Stated exercise:
Leave out the images and repeat the listing below without a single change.

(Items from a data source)

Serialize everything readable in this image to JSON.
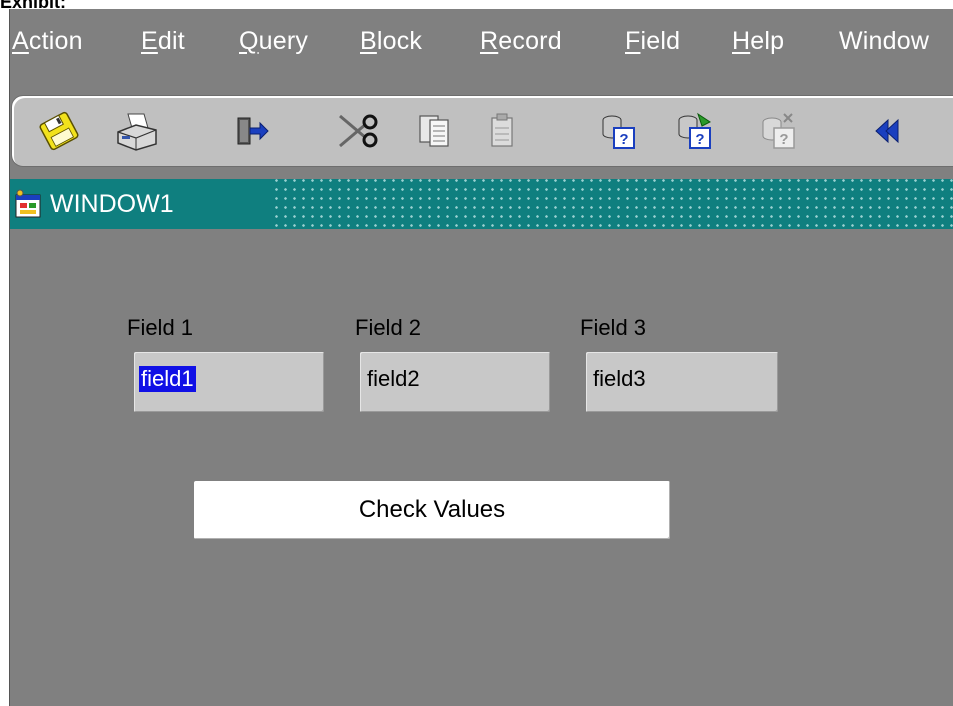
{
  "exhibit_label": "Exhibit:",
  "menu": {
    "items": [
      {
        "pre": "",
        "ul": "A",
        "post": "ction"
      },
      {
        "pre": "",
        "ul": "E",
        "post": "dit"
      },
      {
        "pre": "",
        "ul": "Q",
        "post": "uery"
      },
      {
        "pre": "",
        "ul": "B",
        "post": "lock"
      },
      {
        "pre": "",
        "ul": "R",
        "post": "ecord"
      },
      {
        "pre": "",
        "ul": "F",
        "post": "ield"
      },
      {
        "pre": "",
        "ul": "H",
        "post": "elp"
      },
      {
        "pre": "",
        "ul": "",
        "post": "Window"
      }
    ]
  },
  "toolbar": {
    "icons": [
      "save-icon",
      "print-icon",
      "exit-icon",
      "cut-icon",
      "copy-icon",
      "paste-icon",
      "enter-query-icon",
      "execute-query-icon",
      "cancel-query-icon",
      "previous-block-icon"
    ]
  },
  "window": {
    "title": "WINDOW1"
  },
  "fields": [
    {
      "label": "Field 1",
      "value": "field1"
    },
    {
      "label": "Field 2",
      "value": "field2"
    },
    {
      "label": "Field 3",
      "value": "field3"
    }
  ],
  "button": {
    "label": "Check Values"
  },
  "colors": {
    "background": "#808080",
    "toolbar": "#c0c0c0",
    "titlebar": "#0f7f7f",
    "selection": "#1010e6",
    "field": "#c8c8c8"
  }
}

The response:
Serialize everything readable in this image to JSON.
{
  "exhibit_label": "Exhibit:",
  "menu": {
    "items": [
      {
        "pre": "",
        "ul": "A",
        "post": "ction"
      },
      {
        "pre": "",
        "ul": "E",
        "post": "dit"
      },
      {
        "pre": "",
        "ul": "Q",
        "post": "uery"
      },
      {
        "pre": "",
        "ul": "B",
        "post": "lock"
      },
      {
        "pre": "",
        "ul": "R",
        "post": "ecord"
      },
      {
        "pre": "",
        "ul": "F",
        "post": "ield"
      },
      {
        "pre": "",
        "ul": "H",
        "post": "elp"
      },
      {
        "pre": "",
        "ul": "",
        "post": "Window"
      }
    ]
  },
  "toolbar": {
    "icons": [
      "save-icon",
      "print-icon",
      "exit-icon",
      "cut-icon",
      "copy-icon",
      "paste-icon",
      "enter-query-icon",
      "execute-query-icon",
      "cancel-query-icon",
      "previous-block-icon"
    ]
  },
  "window": {
    "title": "WINDOW1"
  },
  "fields": [
    {
      "label": "Field 1",
      "value": "field1"
    },
    {
      "label": "Field 2",
      "value": "field2"
    },
    {
      "label": "Field 3",
      "value": "field3"
    }
  ],
  "button": {
    "label": "Check Values"
  },
  "colors": {
    "background": "#808080",
    "toolbar": "#c0c0c0",
    "titlebar": "#0f7f7f",
    "selection": "#1010e6",
    "field": "#c8c8c8"
  }
}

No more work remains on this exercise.